Request.
Reproduce every entry exactly and leave its pictures out.

Data shown.
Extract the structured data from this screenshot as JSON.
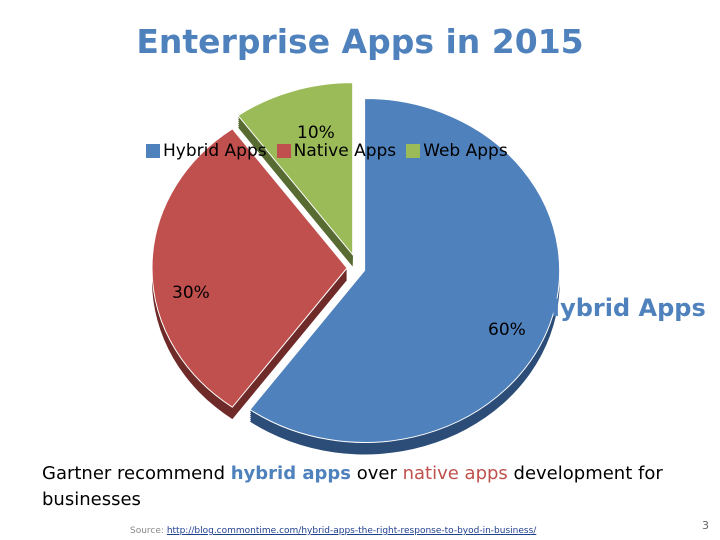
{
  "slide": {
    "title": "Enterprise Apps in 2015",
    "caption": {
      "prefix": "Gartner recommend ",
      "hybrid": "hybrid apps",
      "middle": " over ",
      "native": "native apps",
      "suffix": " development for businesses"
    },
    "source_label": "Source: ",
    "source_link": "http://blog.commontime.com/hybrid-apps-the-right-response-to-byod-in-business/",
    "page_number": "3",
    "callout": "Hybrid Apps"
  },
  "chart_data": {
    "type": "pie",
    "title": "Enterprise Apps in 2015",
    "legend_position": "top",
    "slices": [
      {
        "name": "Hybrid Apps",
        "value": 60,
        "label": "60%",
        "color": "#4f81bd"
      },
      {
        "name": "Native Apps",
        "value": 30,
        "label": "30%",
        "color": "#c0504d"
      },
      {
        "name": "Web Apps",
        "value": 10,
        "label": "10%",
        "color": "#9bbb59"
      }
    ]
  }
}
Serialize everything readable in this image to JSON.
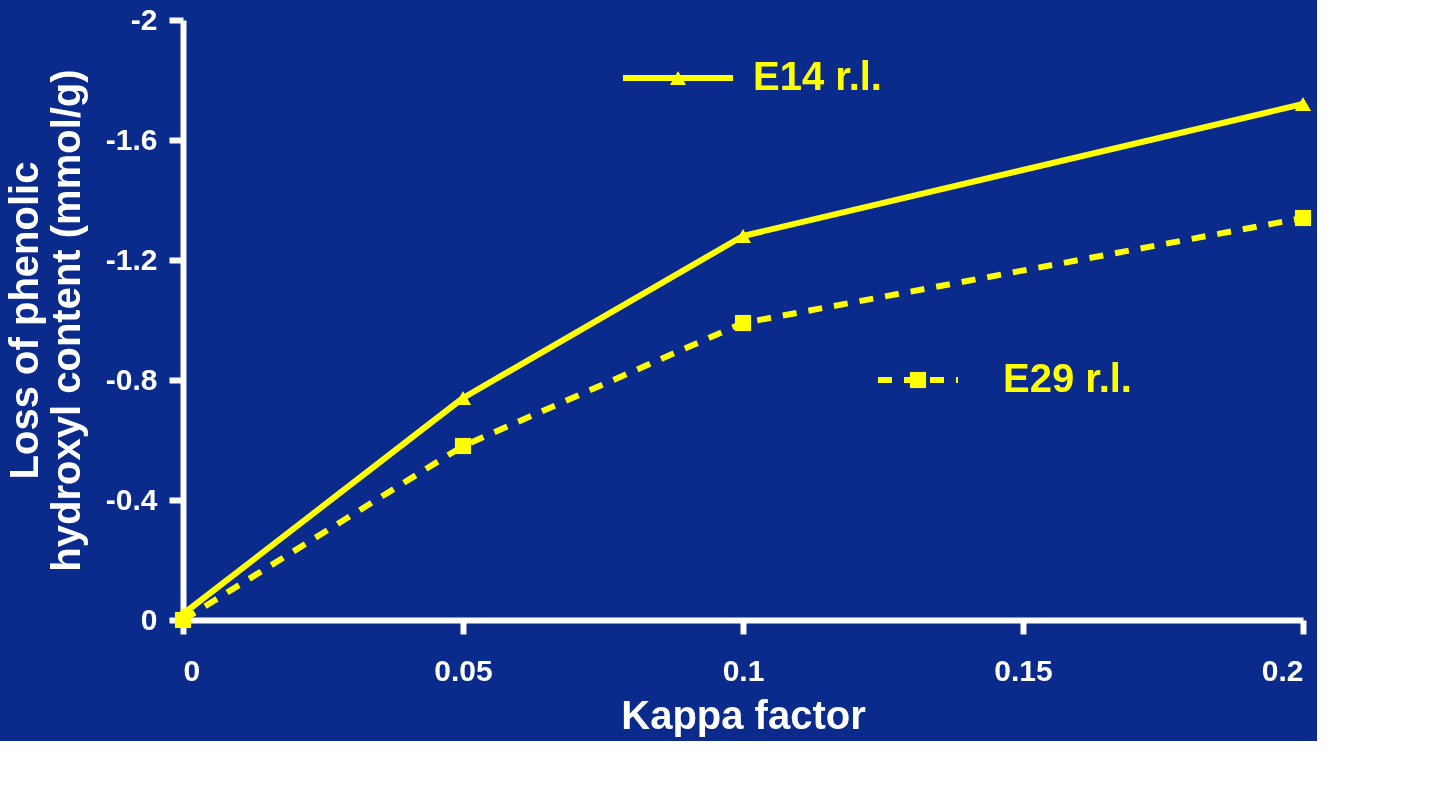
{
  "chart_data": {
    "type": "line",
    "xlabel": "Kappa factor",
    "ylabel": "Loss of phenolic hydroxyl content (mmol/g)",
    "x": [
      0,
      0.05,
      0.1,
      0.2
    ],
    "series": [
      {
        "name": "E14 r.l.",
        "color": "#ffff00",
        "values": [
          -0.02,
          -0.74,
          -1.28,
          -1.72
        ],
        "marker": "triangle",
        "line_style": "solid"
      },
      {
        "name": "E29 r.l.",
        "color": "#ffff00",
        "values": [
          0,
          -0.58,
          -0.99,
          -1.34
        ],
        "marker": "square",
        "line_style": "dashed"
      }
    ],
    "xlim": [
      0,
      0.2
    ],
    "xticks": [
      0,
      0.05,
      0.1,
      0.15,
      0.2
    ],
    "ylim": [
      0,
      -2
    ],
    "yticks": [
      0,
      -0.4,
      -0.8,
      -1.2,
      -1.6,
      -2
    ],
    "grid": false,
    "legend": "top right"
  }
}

Task result.
Extract the structured data from this screenshot as JSON.
{
  "slide": {
    "title": "Enterprise Apps in 2015",
    "caption": {
      "prefix": "Gartner recommend ",
      "hybrid": "hybrid apps",
      "middle": " over ",
      "native": "native apps",
      "suffix": " development for businesses"
    },
    "source_label": "Source: ",
    "source_link": "http://blog.commontime.com/hybrid-apps-the-right-response-to-byod-in-business/",
    "page_number": "3",
    "callout": "Hybrid Apps"
  },
  "chart_data": {
    "type": "pie",
    "title": "Enterprise Apps in 2015",
    "legend_position": "top",
    "slices": [
      {
        "name": "Hybrid Apps",
        "value": 60,
        "label": "60%",
        "color": "#4f81bd"
      },
      {
        "name": "Native Apps",
        "value": 30,
        "label": "30%",
        "color": "#c0504d"
      },
      {
        "name": "Web Apps",
        "value": 10,
        "label": "10%",
        "color": "#9bbb59"
      }
    ]
  }
}
Serialize everything readable in this image to JSON.
{
  "chart_data": {
    "type": "line",
    "xlabel": "Kappa factor",
    "ylabel": "Loss of phenolic hydroxyl content (mmol/g)",
    "x": [
      0,
      0.05,
      0.1,
      0.2
    ],
    "series": [
      {
        "name": "E14 r.l.",
        "color": "#ffff00",
        "values": [
          -0.02,
          -0.74,
          -1.28,
          -1.72
        ],
        "marker": "triangle",
        "line_style": "solid"
      },
      {
        "name": "E29 r.l.",
        "color": "#ffff00",
        "values": [
          0,
          -0.58,
          -0.99,
          -1.34
        ],
        "marker": "square",
        "line_style": "dashed"
      }
    ],
    "xlim": [
      0,
      0.2
    ],
    "xticks": [
      0,
      0.05,
      0.1,
      0.15,
      0.2
    ],
    "ylim": [
      0,
      -2
    ],
    "yticks": [
      0,
      -0.4,
      -0.8,
      -1.2,
      -1.6,
      -2
    ],
    "grid": false,
    "legend": "top right"
  }
}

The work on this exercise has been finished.